- Required work -
Here are some records; return them all exactly.

- Materials provided -
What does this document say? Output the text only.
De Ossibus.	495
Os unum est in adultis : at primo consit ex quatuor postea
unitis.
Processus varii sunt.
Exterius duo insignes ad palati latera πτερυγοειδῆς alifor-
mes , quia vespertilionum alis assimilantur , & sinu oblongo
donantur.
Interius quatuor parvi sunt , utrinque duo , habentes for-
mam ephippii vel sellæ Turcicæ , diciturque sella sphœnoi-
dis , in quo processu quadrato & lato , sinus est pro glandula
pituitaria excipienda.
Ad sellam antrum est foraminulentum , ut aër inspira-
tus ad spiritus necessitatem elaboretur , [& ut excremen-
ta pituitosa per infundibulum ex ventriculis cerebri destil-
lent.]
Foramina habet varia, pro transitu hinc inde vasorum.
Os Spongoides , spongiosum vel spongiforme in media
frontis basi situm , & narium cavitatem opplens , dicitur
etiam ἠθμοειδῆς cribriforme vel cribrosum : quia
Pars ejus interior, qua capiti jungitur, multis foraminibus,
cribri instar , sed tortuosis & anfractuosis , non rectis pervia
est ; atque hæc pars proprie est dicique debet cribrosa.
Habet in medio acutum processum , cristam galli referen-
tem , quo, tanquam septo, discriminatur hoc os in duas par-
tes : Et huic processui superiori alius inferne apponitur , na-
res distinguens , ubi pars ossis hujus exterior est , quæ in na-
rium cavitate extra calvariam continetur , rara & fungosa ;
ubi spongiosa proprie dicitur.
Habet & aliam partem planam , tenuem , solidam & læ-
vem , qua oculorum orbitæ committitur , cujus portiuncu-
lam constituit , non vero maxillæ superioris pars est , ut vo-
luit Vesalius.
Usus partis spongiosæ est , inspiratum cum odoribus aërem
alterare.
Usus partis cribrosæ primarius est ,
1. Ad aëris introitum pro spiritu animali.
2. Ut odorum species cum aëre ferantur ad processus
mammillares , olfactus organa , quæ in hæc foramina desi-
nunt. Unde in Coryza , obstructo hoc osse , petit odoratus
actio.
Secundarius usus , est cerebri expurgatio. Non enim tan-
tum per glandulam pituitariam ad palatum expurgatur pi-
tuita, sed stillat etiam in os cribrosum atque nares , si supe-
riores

- The response -
What does this document say? Output the text only.
De Ossibus.	495
Os unum est in adultis : at primo consit ex quatuor postea
unitis.
Processus varii sunt.
Exterius duo insignes ad palati latera πτερυγοειδῆς alifor-
mes , quia vespertilionum alis assimilantur , & sinu oblongo
donantur.
Interius quatuor parvi sunt , utrinque duo , habentes for-
mam ephippii vel sellæ Turcicæ , diciturque sella sphœnoi-
dis , in quo processu quadrato & lato , sinus est pro glandula
pituitaria excipienda.
Ad sellam antrum est foraminulentum , ut aër inspira-
tus ad spiritus necessitatem elaboretur , [& ut excremen-
ta pituitosa per infundibulum ex ventriculis cerebri destil-
lent.]
Foramina habet varia, pro transitu hinc inde vasorum.
Os Spongoides , spongiosum vel spongiforme in media
frontis basi situm , & narium cavitatem opplens , dicitur
etiam ἠθμοειδῆς cribriforme vel cribrosum : quia
Pars ejus interior, qua capiti jungitur, multis foraminibus,
cribri instar , sed tortuosis & anfractuosis , non rectis pervia
est ; atque hæc pars proprie est dicique debet cribrosa.
Habet in medio acutum processum , cristam galli referen-
tem , quo, tanquam septo, discriminatur hoc os in duas par-
tes : Et huic processui superiori alius inferne apponitur , na-
res distinguens , ubi pars ossis hujus exterior est , quæ in na-
rium cavitate extra calvariam continetur , rara & fungosa ;
ubi spongiosa proprie dicitur.
Habet & aliam partem planam , tenuem , solidam & læ-
vem , qua oculorum orbitæ committitur , cujus portiuncu-
lam constituit , non vero maxillæ superioris pars est , ut vo-
luit Vesalius.
Usus partis spongiosæ est , inspiratum cum odoribus aërem
alterare.
Usus partis cribrosæ primarius est ,
1. Ad aëris introitum pro spiritu animali.
2. Ut odorum species cum aëre ferantur ad processus
mammillares , olfactus organa , quæ in hæc foramina desi-
nunt. Unde in Coryza , obstructo hoc osse , petit odoratus
actio.
Secundarius usus , est cerebri expurgatio. Non enim tan-
tum per glandulam pituitariam ad palatum expurgatur pi-
tuita, sed stillat etiam in os cribrosum atque nares , si supe-
riores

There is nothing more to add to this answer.